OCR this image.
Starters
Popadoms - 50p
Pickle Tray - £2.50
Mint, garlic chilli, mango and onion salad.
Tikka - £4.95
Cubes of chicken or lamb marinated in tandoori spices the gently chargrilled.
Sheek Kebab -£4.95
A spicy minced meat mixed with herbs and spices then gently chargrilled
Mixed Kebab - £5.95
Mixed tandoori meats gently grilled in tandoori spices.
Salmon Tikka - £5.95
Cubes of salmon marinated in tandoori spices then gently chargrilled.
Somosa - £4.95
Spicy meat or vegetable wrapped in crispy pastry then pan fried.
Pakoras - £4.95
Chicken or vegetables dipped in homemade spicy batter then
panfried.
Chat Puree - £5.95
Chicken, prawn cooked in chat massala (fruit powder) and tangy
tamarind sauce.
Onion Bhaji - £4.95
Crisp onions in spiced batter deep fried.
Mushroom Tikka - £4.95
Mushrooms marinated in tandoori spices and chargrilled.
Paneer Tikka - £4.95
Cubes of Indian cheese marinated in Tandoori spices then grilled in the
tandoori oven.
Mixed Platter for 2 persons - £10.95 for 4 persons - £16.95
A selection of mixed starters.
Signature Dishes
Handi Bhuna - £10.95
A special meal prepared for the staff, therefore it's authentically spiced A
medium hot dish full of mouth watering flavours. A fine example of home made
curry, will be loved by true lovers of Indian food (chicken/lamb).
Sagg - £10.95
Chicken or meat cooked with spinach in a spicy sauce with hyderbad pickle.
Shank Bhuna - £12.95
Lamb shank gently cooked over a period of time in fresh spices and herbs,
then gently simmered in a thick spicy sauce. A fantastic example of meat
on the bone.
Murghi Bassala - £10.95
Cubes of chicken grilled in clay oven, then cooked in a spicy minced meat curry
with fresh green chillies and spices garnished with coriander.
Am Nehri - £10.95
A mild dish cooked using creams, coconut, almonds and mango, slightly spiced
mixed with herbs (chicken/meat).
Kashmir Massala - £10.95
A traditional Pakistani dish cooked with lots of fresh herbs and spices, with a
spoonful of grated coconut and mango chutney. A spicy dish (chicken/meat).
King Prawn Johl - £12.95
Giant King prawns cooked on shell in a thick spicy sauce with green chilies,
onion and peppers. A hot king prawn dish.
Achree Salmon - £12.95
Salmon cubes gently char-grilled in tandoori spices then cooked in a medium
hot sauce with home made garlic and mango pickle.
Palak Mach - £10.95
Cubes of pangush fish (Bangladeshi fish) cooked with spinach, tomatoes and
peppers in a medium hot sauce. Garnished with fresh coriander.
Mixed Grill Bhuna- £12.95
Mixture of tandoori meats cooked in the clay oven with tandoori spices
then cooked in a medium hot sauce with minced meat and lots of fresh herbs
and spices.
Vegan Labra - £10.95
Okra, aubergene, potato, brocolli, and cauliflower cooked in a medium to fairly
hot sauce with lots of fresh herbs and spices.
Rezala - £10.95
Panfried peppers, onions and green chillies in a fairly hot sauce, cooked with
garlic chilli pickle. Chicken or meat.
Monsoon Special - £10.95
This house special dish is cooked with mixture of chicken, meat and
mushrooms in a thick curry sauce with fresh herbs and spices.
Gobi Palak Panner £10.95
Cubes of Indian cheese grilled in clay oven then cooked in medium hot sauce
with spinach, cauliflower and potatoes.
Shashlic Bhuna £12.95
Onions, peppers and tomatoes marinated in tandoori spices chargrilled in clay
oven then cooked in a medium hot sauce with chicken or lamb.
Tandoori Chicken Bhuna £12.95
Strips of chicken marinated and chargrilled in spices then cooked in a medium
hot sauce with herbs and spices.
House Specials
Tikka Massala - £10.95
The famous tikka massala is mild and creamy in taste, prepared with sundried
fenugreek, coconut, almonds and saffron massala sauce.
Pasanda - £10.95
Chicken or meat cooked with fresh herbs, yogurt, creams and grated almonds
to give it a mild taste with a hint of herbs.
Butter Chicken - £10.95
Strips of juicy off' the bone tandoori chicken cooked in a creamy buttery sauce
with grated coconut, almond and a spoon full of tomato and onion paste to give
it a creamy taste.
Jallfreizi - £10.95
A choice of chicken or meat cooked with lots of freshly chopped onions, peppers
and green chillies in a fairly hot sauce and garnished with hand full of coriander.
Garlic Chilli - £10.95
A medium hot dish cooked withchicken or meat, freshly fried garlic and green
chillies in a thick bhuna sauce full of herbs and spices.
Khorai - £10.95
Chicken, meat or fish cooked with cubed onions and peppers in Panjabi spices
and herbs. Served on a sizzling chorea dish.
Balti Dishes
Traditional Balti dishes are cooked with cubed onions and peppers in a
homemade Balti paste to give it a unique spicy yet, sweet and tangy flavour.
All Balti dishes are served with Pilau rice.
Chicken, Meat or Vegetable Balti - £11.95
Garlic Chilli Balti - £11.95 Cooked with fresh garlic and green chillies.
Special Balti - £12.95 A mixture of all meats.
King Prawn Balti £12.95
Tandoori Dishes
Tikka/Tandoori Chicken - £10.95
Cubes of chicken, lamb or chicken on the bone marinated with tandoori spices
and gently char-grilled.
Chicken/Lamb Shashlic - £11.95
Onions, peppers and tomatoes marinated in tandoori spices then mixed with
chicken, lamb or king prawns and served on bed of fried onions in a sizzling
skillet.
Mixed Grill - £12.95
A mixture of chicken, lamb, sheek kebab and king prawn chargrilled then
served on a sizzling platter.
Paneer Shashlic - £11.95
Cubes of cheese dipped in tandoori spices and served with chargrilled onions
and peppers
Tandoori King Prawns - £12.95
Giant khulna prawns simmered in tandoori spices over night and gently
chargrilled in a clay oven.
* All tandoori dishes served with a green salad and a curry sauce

GIVEN EXERCISE: Retype the listing. Match it exactly.

EXERCISE OUTPUT:
OCR this image.
Starters
Popadoms - 50p
Pickle Tray - £2.50
Mint, garlic chilli, mango and onion salad.
Tikka - £4.95
Cubes of chicken or lamb marinated in tandoori spices the gently chargrilled.
Sheek Kebab -£4.95
A spicy minced meat mixed with herbs and spices then gently chargrilled
Mixed Kebab - £5.95
Mixed tandoori meats gently grilled in tandoori spices.
Salmon Tikka - £5.95
Cubes of salmon marinated in tandoori spices then gently chargrilled.
Somosa - £4.95
Spicy meat or vegetable wrapped in crispy pastry then pan fried.
Pakoras - £4.95
Chicken or vegetables dipped in homemade spicy batter then
panfried.
Chat Puree - £5.95
Chicken, prawn cooked in chat massala (fruit powder) and tangy
tamarind sauce.
Onion Bhaji - £4.95
Crisp onions in spiced batter deep fried.
Mushroom Tikka - £4.95
Mushrooms marinated in tandoori spices and chargrilled.
Paneer Tikka - £4.95
Cubes of Indian cheese marinated in Tandoori spices then grilled in the
tandoori oven.
Mixed Platter for 2 persons - £10.95 for 4 persons - £16.95
A selection of mixed starters.
Signature Dishes
Handi Bhuna - £10.95
A special meal prepared for the staff, therefore it's authentically spiced A
medium hot dish full of mouth watering flavours. A fine example of home made
curry, will be loved by true lovers of Indian food (chicken/lamb).
Sagg - £10.95
Chicken or meat cooked with spinach in a spicy sauce with hyderbad pickle.
Shank Bhuna - £12.95
Lamb shank gently cooked over a period of time in fresh spices and herbs,
then gently simmered in a thick spicy sauce. A fantastic example of meat
on the bone.
Murghi Bassala - £10.95
Cubes of chicken grilled in clay oven, then cooked in a spicy minced meat curry
with fresh green chillies and spices garnished with coriander.
Am Nehri - £10.95
A mild dish cooked using creams, coconut, almonds and mango, slightly spiced
mixed with herbs (chicken/meat).
Kashmir Massala - £10.95
A traditional Pakistani dish cooked with lots of fresh herbs and spices, with a
spoonful of grated coconut and mango chutney. A spicy dish (chicken/meat).
King Prawn Johl - £12.95
Giant King prawns cooked on shell in a thick spicy sauce with green chilies,
onion and peppers. A hot king prawn dish.
Achree Salmon - £12.95
Salmon cubes gently char-grilled in tandoori spices then cooked in a medium
hot sauce with home made garlic and mango pickle.
Palak Mach - £10.95
Cubes of pangush fish (Bangladeshi fish) cooked with spinach, tomatoes and
peppers in a medium hot sauce. Garnished with fresh coriander.
Mixed Grill Bhuna- £12.95
Mixture of tandoori meats cooked in the clay oven with tandoori spices
then cooked in a medium hot sauce with minced meat and lots of fresh herbs
and spices.
Vegan Labra - £10.95
Okra, aubergene, potato, brocolli, and cauliflower cooked in a medium to fairly
hot sauce with lots of fresh herbs and spices.
Rezala - £10.95
Panfried peppers, onions and green chillies in a fairly hot sauce, cooked with
garlic chilli pickle. Chicken or meat.
Monsoon Special - £10.95
This house special dish is cooked with mixture of chicken, meat and
mushrooms in a thick curry sauce with fresh herbs and spices.
Gobi Palak Panner £10.95
Cubes of Indian cheese grilled in clay oven then cooked in medium hot sauce
with spinach, cauliflower and potatoes.
Shashlic Bhuna £12.95
Onions, peppers and tomatoes marinated in tandoori spices chargrilled in clay
oven then cooked in a medium hot sauce with chicken or lamb.
Tandoori Chicken Bhuna £12.95
Strips of chicken marinated and chargrilled in spices then cooked in a medium
hot sauce with herbs and spices.
House Specials
Tikka Massala - £10.95
The famous tikka massala is mild and creamy in taste, prepared with sundried
fenugreek, coconut, almonds and saffron massala sauce.
Pasanda - £10.95
Chicken or meat cooked with fresh herbs, yogurt, creams and grated almonds
to give it a mild taste with a hint of herbs.
Butter Chicken - £10.95
Strips of juicy off' the bone tandoori chicken cooked in a creamy buttery sauce
with grated coconut, almond and a spoon full of tomato and onion paste to give
it a creamy taste.
Jallfreizi - £10.95
A choice of chicken or meat cooked with lots of freshly chopped onions, peppers
and green chillies in a fairly hot sauce and garnished with hand full of coriander.
Garlic Chilli - £10.95
A medium hot dish cooked withchicken or meat, freshly fried garlic and green
chillies in a thick bhuna sauce full of herbs and spices.
Khorai - £10.95
Chicken, meat or fish cooked with cubed onions and peppers in Panjabi spices
and herbs. Served on a sizzling chorea dish.
Balti Dishes
Traditional Balti dishes are cooked with cubed onions and peppers in a
homemade Balti paste to give it a unique spicy yet, sweet and tangy flavour.
All Balti dishes are served with Pilau rice.
Chicken, Meat or Vegetable Balti - £11.95
Garlic Chilli Balti - £11.95 Cooked with fresh garlic and green chillies.
Special Balti - £12.95 A mixture of all meats.
King Prawn Balti £12.95
Tandoori Dishes
Tikka/Tandoori Chicken - £10.95
Cubes of chicken, lamb or chicken on the bone marinated with tandoori spices
and gently char-grilled.
Chicken/Lamb Shashlic - £11.95
Onions, peppers and tomatoes marinated in tandoori spices then mixed with
chicken, lamb or king prawns and served on bed of fried onions in a sizzling
skillet.
Mixed Grill - £12.95
A mixture of chicken, lamb, sheek kebab and king prawn chargrilled then
served on a sizzling platter.
Paneer Shashlic - £11.95
Cubes of cheese dipped in tandoori spices and served with chargrilled onions
and peppers
Tandoori King Prawns - £12.95
Giant khulna prawns simmered in tandoori spices over night and gently
chargrilled in a clay oven.
* All tandoori dishes served with a green salad and a curry sauce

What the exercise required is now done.